» **DIRECTIONS**: Copy the lines below exactly as they appear, every one of them, with no changes.

-- START OF EXERCISE MATERIALS --

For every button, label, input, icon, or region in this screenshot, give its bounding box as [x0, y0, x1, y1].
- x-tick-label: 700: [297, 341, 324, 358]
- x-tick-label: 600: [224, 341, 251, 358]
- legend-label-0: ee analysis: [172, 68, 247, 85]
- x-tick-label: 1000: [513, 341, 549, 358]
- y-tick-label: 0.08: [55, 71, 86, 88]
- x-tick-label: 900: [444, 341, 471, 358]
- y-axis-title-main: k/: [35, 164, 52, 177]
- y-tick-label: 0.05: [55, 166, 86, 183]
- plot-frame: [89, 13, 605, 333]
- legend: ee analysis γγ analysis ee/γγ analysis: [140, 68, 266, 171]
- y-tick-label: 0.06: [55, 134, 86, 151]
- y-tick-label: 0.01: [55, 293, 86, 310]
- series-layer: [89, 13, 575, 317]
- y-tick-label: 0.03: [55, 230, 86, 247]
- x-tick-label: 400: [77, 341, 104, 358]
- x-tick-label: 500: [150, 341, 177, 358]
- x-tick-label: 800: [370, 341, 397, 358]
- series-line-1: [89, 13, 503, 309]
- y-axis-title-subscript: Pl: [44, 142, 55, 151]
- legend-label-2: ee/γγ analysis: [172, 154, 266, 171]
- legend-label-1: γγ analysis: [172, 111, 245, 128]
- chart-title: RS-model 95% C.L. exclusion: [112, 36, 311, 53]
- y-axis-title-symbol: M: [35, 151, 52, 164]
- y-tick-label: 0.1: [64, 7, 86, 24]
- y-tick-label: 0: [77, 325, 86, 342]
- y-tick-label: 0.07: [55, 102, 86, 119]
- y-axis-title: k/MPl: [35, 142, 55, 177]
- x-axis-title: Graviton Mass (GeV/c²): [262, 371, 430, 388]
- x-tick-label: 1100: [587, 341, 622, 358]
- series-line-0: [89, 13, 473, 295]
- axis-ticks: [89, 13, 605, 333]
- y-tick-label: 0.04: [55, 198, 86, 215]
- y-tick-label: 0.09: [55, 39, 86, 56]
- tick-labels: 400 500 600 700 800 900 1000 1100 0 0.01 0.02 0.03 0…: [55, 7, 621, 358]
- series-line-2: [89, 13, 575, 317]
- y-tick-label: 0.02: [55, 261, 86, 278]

-- END OF EXERCISE MATERIALS --

» **REPLY TO THE TASK**:
For every button, label, input, icon, or region in this screenshot, give its bounding box as [x0, y0, x1, y1].
- x-tick-label: 700: [297, 341, 324, 358]
- x-tick-label: 600: [224, 341, 251, 358]
- legend-label-0: ee analysis: [172, 68, 247, 85]
- x-tick-label: 1000: [513, 341, 549, 358]
- y-tick-label: 0.08: [55, 71, 86, 88]
- x-tick-label: 900: [444, 341, 471, 358]
- y-axis-title-main: k/: [35, 164, 52, 177]
- y-tick-label: 0.05: [55, 166, 86, 183]
- plot-frame: [89, 13, 605, 333]
- legend: ee analysis γγ analysis ee/γγ analysis: [140, 68, 266, 171]
- y-tick-label: 0.06: [55, 134, 86, 151]
- y-tick-label: 0.01: [55, 293, 86, 310]
- series-layer: [89, 13, 575, 317]
- y-tick-label: 0.03: [55, 230, 86, 247]
- x-tick-label: 400: [77, 341, 104, 358]
- x-tick-label: 500: [150, 341, 177, 358]
- x-tick-label: 800: [370, 341, 397, 358]
- series-line-1: [89, 13, 503, 309]
- y-axis-title-subscript: Pl: [44, 142, 55, 151]
- legend-label-2: ee/γγ analysis: [172, 154, 266, 171]
- legend-label-1: γγ analysis: [172, 111, 245, 128]
- chart-title: RS-model 95% C.L. exclusion: [112, 36, 311, 53]
- y-axis-title-symbol: M: [35, 151, 52, 164]
- y-tick-label: 0.1: [64, 7, 86, 24]
- y-tick-label: 0: [77, 325, 86, 342]
- y-tick-label: 0.07: [55, 102, 86, 119]
- y-axis-title: k/MPl: [35, 142, 55, 177]
- x-axis-title: Graviton Mass (GeV/c²): [262, 371, 430, 388]
- x-tick-label: 1100: [587, 341, 622, 358]
- series-line-0: [89, 13, 473, 295]
- axis-ticks: [89, 13, 605, 333]
- y-tick-label: 0.04: [55, 198, 86, 215]
- y-tick-label: 0.09: [55, 39, 86, 56]
- tick-labels: 400 500 600 700 800 900 1000 1100 0 0.01 0.02 0.03 0…: [55, 7, 621, 358]
- series-line-2: [89, 13, 575, 317]
- y-tick-label: 0.02: [55, 261, 86, 278]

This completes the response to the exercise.